* Start Given data *
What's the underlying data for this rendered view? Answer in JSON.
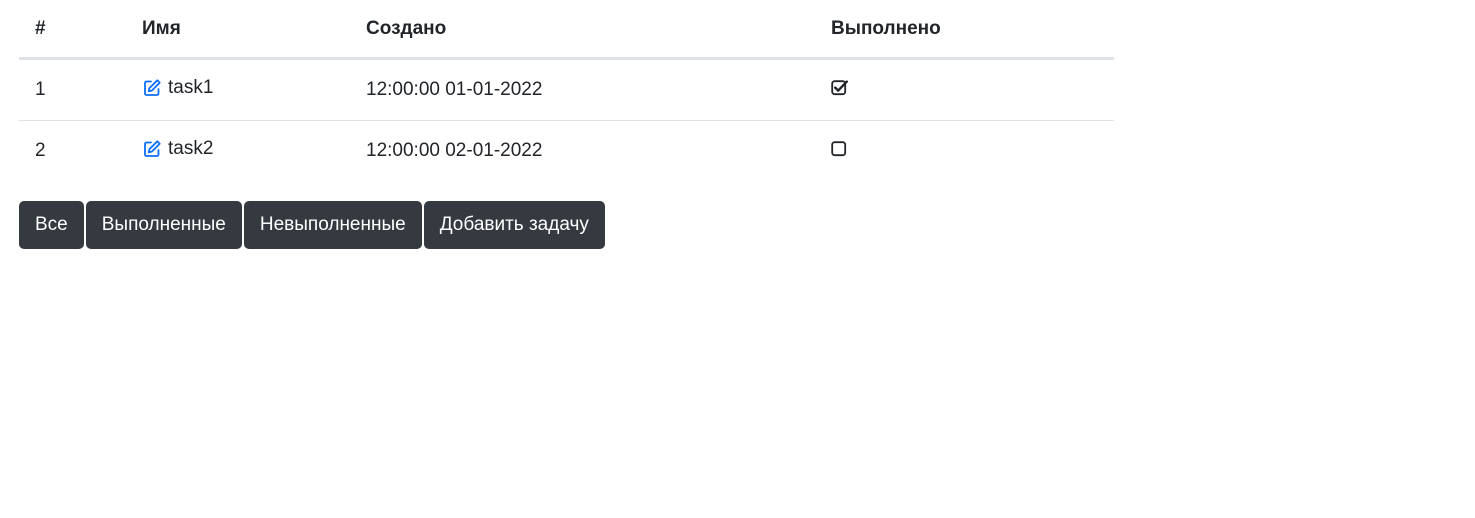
{
  "table": {
    "headers": {
      "num": "#",
      "name": "Имя",
      "created": "Создано",
      "done": "Выполнено"
    },
    "rows": [
      {
        "num": "1",
        "name": "task1",
        "created": "12:00:00 01-01-2022",
        "done": true
      },
      {
        "num": "2",
        "name": "task2",
        "created": "12:00:00 02-01-2022",
        "done": false
      }
    ]
  },
  "buttons": {
    "all": "Все",
    "completed": "Выполненные",
    "uncompleted": "Невыполненные",
    "add": "Добавить задачу"
  },
  "colors": {
    "edit_icon": "#0d6efd",
    "button_bg": "#343a40"
  },
  "icons": {
    "edit": "edit-icon",
    "checked": "checkbox-checked-icon",
    "unchecked": "checkbox-unchecked-icon"
  }
}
* End Given data *
Task details → Transcribe the whole listing, character for character, but not its images.

The solution →
What's the underlying data for this rendered view? Answer in JSON.
{
  "table": {
    "headers": {
      "num": "#",
      "name": "Имя",
      "created": "Создано",
      "done": "Выполнено"
    },
    "rows": [
      {
        "num": "1",
        "name": "task1",
        "created": "12:00:00 01-01-2022",
        "done": true
      },
      {
        "num": "2",
        "name": "task2",
        "created": "12:00:00 02-01-2022",
        "done": false
      }
    ]
  },
  "buttons": {
    "all": "Все",
    "completed": "Выполненные",
    "uncompleted": "Невыполненные",
    "add": "Добавить задачу"
  },
  "colors": {
    "edit_icon": "#0d6efd",
    "button_bg": "#343a40"
  },
  "icons": {
    "edit": "edit-icon",
    "checked": "checkbox-checked-icon",
    "unchecked": "checkbox-unchecked-icon"
  }
}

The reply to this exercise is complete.